======== Provided records ========

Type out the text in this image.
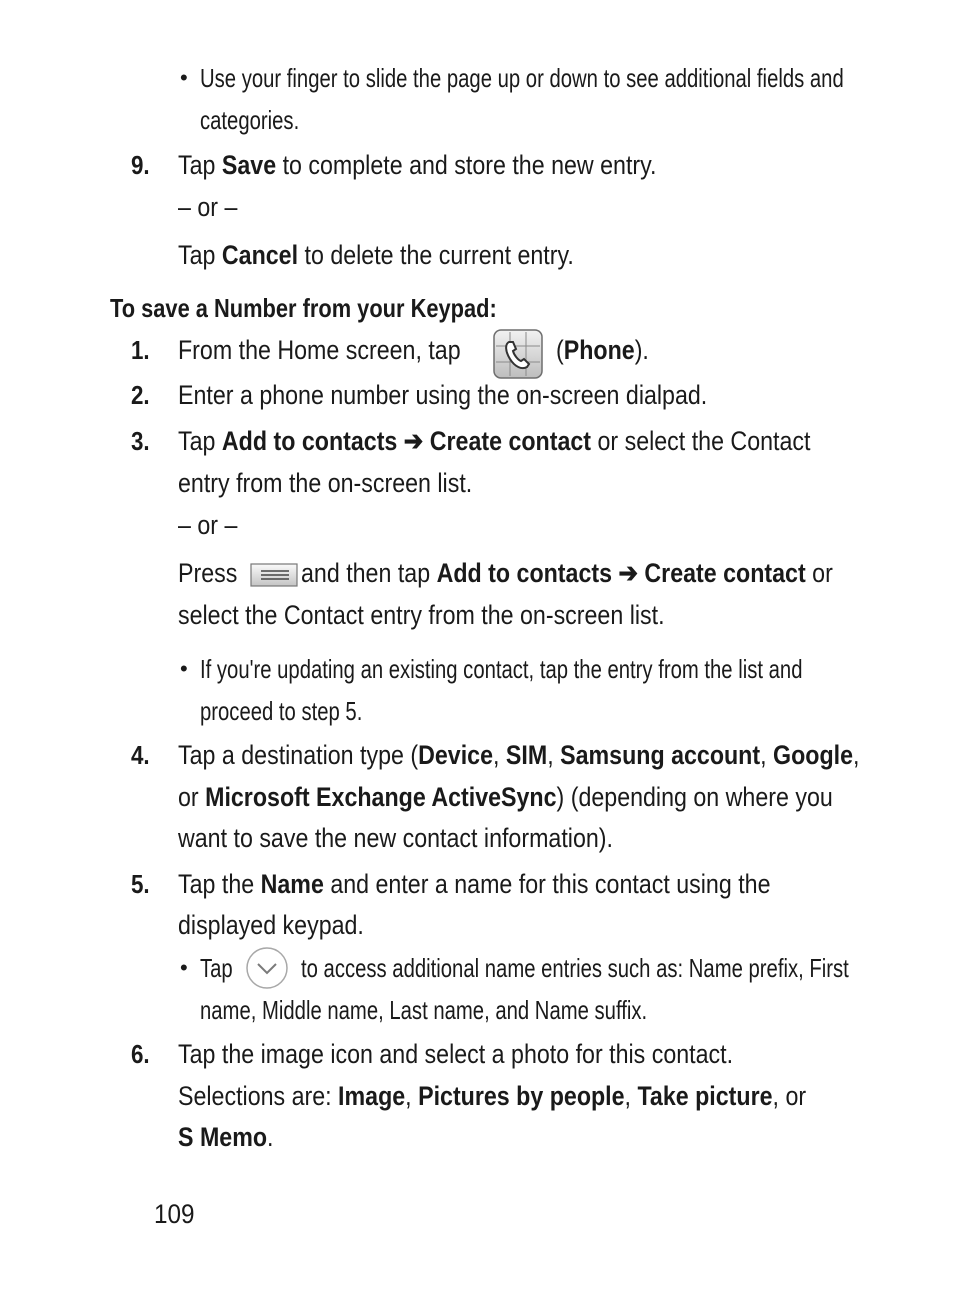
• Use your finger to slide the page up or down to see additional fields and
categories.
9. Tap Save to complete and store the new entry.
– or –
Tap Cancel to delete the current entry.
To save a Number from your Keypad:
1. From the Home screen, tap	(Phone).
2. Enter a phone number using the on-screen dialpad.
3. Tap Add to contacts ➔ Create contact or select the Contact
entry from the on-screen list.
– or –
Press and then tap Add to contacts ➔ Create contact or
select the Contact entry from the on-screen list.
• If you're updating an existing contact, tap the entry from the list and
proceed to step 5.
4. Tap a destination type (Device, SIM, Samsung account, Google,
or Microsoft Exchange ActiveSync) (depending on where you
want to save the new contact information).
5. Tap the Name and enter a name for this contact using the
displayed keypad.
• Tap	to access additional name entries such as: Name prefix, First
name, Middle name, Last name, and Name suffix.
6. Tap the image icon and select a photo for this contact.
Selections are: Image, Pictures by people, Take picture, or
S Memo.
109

========
======== Provided records ========

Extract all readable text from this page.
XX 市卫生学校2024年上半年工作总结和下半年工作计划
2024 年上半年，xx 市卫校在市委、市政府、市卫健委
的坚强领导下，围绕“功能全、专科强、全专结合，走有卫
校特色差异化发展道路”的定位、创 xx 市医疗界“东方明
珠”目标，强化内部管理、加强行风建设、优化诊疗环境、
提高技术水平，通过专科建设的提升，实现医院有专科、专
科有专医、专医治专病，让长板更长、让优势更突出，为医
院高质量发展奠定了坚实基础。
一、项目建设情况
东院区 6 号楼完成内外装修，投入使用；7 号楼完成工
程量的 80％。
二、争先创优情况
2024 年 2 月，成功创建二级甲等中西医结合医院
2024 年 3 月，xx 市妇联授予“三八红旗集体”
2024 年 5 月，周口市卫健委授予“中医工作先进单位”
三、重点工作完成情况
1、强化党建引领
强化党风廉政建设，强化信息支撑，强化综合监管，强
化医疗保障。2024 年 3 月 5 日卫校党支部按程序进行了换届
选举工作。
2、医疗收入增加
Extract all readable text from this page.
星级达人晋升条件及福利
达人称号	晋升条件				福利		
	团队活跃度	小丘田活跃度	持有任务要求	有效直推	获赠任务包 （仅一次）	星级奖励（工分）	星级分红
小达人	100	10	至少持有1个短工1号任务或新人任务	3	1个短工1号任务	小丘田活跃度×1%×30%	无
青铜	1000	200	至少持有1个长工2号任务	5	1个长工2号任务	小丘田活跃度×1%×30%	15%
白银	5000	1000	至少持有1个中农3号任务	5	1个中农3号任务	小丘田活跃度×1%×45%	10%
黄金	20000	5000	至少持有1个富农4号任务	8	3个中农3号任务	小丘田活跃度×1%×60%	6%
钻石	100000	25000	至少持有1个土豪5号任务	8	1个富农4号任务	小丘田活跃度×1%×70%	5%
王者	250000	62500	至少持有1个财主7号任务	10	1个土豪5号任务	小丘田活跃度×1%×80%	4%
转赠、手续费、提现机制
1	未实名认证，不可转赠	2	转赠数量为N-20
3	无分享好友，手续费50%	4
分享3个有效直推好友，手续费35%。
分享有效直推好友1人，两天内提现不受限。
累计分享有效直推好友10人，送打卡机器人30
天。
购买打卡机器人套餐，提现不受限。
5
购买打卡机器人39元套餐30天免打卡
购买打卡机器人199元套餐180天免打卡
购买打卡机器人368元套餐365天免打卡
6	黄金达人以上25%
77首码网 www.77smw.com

========

▶ **Work to do**: Go through the material above and copy each line that has the word "name".

▶ **The reply**:
5. Tap the Name and enter a name for this contact using the
• Tap	to access additional name entries such as: Name prefix, First
name, Middle name, Last name, and Name suffix.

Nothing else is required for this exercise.